-------- The data
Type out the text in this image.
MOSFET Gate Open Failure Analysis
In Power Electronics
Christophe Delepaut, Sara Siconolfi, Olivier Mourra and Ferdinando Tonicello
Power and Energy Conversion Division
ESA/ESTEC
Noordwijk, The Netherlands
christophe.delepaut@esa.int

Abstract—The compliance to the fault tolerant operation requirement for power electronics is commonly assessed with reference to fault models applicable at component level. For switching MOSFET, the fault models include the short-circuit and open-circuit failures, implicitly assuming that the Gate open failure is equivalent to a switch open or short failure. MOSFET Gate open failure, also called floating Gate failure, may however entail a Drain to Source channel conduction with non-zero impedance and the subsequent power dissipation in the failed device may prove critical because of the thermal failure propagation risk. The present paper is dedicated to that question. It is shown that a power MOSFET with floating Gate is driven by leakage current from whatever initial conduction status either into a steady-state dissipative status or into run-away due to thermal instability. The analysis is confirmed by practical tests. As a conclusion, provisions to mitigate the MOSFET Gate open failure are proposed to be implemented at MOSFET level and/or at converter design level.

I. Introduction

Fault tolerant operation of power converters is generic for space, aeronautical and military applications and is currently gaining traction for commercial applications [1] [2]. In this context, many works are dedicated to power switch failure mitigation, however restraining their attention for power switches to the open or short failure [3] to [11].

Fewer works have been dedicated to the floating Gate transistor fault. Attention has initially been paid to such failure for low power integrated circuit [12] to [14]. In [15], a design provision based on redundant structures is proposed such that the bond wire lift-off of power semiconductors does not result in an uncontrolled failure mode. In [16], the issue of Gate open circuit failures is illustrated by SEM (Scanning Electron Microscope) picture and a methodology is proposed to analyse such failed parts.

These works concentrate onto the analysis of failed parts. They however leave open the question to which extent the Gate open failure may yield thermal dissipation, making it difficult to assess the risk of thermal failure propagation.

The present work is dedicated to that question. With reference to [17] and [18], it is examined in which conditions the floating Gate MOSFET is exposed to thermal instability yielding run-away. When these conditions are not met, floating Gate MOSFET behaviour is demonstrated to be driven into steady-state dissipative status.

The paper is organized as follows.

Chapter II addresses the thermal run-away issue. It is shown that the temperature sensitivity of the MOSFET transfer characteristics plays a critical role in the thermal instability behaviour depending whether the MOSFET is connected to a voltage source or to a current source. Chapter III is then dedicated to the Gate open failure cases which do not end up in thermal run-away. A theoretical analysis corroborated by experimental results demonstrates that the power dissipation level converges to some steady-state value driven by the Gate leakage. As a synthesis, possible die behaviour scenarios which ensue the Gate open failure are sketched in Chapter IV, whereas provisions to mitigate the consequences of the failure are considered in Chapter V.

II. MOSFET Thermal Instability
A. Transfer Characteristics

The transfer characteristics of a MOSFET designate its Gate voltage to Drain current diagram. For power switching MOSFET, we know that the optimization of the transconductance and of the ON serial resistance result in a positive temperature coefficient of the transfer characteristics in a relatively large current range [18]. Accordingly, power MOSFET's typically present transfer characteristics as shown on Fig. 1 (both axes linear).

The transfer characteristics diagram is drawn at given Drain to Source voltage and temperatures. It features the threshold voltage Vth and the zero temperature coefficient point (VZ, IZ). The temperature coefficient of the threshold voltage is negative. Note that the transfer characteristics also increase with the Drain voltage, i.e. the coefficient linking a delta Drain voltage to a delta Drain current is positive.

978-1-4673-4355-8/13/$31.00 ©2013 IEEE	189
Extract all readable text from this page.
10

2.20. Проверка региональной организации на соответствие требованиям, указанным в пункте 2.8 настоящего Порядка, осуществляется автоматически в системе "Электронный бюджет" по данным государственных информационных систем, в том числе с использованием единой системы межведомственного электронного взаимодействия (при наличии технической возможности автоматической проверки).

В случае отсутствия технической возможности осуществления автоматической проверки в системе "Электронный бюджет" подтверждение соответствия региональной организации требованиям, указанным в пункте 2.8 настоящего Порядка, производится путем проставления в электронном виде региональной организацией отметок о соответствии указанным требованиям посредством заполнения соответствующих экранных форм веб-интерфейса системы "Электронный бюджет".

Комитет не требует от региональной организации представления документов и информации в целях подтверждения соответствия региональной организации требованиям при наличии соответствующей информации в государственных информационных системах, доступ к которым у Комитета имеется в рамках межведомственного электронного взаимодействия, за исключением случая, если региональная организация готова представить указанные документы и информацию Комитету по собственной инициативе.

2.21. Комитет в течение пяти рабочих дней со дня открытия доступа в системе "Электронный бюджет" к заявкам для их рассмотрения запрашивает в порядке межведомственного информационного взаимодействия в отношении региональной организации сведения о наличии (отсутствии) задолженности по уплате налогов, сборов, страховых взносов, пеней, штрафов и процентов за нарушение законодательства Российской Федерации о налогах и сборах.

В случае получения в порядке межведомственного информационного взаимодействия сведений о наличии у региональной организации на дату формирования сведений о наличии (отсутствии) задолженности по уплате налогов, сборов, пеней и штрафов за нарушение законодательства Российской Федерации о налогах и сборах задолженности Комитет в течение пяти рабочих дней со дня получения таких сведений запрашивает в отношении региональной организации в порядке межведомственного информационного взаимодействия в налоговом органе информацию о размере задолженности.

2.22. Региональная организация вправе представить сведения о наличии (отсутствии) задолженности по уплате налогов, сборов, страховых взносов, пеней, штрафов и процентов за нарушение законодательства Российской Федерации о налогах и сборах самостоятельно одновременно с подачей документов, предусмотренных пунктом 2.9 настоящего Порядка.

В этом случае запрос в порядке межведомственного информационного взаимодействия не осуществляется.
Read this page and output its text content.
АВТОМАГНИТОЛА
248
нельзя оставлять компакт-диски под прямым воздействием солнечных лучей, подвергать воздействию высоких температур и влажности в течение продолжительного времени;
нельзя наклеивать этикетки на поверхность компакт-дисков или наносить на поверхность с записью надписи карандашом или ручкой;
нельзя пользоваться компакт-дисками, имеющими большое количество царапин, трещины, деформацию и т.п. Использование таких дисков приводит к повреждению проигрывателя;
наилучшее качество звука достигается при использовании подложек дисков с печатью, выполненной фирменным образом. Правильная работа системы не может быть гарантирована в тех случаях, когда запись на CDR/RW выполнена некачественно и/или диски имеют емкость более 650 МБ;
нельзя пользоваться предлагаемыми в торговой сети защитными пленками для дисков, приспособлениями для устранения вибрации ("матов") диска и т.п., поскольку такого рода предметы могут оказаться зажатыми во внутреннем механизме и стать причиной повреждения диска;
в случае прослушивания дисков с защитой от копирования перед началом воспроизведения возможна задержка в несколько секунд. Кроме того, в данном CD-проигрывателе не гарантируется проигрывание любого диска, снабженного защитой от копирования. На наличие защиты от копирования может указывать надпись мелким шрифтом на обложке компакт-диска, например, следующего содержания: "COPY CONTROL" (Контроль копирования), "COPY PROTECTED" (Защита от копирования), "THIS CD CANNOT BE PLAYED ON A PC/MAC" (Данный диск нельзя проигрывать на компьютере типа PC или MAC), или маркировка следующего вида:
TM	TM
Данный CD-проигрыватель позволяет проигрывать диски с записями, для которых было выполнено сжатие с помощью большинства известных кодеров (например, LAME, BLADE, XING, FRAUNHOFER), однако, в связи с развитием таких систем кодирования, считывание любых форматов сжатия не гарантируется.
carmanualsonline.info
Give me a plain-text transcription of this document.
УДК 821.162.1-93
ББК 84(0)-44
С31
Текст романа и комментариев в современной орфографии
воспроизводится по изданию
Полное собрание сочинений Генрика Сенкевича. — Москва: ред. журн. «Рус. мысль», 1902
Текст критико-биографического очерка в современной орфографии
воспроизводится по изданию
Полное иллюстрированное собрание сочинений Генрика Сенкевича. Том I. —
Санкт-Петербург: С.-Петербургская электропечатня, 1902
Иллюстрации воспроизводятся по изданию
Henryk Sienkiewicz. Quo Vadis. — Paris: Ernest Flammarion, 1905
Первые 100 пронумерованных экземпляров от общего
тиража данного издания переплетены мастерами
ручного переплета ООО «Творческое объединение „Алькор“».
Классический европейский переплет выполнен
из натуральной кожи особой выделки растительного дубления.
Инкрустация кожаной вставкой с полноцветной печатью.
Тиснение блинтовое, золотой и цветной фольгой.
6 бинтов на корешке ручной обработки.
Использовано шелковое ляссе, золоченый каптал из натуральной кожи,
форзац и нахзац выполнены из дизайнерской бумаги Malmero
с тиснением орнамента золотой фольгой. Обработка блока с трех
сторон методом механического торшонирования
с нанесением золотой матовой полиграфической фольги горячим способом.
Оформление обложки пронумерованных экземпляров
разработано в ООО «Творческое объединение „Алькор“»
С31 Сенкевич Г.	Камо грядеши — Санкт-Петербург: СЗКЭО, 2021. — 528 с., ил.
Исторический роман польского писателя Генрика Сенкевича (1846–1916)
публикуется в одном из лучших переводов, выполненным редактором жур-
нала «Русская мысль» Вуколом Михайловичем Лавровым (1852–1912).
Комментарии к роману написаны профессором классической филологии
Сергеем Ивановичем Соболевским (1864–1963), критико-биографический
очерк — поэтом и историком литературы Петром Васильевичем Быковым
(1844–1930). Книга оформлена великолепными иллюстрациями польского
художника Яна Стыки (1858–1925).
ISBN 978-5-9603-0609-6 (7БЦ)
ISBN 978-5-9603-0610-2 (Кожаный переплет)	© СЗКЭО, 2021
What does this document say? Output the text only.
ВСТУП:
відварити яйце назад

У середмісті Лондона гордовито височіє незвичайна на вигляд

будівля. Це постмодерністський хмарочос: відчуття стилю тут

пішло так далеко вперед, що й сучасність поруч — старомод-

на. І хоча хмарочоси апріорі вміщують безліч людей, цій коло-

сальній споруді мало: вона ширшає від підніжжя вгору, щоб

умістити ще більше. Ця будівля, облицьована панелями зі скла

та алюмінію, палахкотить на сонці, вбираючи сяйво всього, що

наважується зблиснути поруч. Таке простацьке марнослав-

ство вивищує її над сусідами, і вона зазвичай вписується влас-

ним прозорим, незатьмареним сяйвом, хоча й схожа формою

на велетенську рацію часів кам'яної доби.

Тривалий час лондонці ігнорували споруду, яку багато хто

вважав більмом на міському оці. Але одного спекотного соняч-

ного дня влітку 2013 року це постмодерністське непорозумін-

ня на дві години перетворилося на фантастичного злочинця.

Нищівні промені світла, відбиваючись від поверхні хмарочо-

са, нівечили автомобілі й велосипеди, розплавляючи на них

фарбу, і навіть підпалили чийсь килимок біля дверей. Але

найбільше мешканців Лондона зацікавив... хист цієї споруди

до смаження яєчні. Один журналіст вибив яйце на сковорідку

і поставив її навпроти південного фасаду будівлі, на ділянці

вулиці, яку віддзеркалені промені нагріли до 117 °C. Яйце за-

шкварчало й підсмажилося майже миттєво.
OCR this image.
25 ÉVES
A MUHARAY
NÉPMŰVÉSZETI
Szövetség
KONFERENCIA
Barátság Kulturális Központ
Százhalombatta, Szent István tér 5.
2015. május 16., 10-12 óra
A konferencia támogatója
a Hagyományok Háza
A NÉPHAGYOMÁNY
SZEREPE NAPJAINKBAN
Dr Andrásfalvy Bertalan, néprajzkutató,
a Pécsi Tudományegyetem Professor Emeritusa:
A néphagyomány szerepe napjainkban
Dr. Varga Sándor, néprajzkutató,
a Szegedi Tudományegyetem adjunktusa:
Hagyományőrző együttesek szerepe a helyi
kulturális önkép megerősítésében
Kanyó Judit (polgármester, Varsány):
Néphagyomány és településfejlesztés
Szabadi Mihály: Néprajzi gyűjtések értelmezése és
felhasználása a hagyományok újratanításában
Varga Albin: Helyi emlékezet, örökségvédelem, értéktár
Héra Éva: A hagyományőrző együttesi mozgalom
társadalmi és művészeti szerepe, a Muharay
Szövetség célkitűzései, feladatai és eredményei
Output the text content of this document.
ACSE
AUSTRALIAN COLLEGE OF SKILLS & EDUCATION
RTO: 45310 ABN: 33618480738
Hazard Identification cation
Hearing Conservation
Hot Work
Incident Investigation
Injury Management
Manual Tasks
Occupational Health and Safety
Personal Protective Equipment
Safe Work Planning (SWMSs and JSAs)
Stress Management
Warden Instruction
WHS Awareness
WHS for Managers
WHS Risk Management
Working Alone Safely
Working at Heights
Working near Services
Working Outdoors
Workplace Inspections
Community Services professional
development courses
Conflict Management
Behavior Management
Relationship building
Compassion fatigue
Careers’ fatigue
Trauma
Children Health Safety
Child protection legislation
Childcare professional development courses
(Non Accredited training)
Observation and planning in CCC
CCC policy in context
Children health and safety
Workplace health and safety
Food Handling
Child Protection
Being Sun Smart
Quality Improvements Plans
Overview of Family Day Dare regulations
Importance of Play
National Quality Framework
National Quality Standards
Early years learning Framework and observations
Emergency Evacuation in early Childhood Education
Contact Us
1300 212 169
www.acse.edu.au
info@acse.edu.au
----------------
Given task:
Determine the count of lines in the data above with the string "Varga" in them, and give that count alone.

Answer:
2